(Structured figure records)
────────────────

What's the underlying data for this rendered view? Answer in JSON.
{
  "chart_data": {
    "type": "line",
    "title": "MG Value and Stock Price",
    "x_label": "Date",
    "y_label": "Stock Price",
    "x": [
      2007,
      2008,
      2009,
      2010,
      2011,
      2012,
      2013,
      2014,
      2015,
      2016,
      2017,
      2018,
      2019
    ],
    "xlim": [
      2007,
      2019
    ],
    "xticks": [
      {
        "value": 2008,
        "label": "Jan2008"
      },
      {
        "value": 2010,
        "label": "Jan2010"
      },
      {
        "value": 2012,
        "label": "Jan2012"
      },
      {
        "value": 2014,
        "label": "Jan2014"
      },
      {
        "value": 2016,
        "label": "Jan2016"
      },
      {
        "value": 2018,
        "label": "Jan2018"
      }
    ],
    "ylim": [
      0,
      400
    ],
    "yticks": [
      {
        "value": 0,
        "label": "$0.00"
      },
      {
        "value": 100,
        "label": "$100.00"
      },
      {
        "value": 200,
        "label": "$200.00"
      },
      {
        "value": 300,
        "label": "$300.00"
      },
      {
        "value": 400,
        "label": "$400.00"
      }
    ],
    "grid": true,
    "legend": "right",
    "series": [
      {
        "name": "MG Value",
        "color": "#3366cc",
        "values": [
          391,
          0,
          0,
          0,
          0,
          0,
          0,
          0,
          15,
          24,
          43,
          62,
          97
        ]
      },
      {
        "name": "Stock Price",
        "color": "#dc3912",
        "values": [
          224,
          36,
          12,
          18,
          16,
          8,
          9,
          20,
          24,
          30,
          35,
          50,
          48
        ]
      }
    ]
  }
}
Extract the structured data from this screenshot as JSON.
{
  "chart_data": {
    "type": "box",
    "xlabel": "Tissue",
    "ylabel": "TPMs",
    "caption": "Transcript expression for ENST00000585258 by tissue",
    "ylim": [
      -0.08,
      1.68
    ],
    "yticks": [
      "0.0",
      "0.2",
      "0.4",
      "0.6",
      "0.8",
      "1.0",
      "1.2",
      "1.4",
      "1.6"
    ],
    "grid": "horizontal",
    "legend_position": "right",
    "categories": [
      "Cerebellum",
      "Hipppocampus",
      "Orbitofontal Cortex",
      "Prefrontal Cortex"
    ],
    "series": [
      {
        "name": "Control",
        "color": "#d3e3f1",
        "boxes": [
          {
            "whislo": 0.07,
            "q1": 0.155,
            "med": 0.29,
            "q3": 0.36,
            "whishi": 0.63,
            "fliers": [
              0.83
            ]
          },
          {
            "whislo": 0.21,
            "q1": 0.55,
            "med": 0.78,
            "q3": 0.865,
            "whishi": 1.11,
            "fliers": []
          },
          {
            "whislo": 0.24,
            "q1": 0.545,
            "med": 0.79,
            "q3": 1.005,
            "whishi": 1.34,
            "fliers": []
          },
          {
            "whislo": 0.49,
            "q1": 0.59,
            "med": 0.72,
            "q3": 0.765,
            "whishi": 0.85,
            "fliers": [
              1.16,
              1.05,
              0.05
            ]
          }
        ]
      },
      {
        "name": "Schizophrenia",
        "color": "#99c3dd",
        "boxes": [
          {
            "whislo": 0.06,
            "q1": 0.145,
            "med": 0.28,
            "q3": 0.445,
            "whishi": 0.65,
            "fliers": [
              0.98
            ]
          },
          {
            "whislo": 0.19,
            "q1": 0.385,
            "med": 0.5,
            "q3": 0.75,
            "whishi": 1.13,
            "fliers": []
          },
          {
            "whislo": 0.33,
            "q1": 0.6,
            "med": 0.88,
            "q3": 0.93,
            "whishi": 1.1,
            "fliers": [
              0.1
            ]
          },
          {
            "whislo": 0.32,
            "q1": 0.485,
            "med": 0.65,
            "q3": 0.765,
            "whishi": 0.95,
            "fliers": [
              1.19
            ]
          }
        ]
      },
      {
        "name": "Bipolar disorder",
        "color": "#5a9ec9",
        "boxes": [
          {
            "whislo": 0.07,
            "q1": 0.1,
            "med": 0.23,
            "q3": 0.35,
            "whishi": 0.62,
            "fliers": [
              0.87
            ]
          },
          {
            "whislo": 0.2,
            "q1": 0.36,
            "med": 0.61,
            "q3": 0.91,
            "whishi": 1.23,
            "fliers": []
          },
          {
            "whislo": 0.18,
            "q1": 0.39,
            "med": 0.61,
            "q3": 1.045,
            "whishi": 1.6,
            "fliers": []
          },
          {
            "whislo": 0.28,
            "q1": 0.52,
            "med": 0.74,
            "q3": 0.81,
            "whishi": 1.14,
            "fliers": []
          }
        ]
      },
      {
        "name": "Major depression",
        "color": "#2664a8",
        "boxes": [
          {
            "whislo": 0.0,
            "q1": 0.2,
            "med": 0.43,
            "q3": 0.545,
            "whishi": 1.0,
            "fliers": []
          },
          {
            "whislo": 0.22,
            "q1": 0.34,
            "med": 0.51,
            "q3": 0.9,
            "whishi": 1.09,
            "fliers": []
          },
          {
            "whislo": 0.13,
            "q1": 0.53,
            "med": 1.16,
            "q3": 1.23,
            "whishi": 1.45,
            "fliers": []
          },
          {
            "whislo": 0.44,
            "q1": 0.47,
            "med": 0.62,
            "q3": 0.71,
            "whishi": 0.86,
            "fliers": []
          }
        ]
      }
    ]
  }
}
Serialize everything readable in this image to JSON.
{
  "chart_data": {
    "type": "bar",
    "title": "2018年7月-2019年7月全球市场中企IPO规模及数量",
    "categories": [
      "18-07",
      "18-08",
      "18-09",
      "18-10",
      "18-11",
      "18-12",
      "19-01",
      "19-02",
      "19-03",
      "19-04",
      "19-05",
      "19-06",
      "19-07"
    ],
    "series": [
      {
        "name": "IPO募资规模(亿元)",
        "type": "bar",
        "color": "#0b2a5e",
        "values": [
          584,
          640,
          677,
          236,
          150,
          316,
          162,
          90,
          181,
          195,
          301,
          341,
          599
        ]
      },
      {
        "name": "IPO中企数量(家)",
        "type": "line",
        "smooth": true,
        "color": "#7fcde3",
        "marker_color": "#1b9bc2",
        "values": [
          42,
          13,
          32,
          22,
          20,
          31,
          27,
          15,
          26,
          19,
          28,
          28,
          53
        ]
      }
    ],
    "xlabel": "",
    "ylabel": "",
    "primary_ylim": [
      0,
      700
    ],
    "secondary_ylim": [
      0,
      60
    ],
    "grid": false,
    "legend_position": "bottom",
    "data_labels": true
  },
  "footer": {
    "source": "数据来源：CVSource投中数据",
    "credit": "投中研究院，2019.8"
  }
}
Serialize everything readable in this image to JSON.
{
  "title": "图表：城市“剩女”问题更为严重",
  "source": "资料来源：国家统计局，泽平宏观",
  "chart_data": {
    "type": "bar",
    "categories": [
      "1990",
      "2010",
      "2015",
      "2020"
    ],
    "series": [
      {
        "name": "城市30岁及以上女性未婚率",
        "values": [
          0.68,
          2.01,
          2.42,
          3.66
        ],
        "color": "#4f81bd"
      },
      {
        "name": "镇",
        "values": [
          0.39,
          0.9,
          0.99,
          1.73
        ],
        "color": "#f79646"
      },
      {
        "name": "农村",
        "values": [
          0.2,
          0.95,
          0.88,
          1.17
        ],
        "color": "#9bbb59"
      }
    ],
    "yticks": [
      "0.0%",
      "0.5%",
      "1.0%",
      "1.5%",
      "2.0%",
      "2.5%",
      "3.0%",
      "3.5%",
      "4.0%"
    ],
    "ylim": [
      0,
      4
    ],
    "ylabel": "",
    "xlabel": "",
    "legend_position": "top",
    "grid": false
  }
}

────────────────

Short task:
Pull every line holding "true" out of the records.

Exercise response:
    "grid": true,
        "smooth": true,
    "data_labels": true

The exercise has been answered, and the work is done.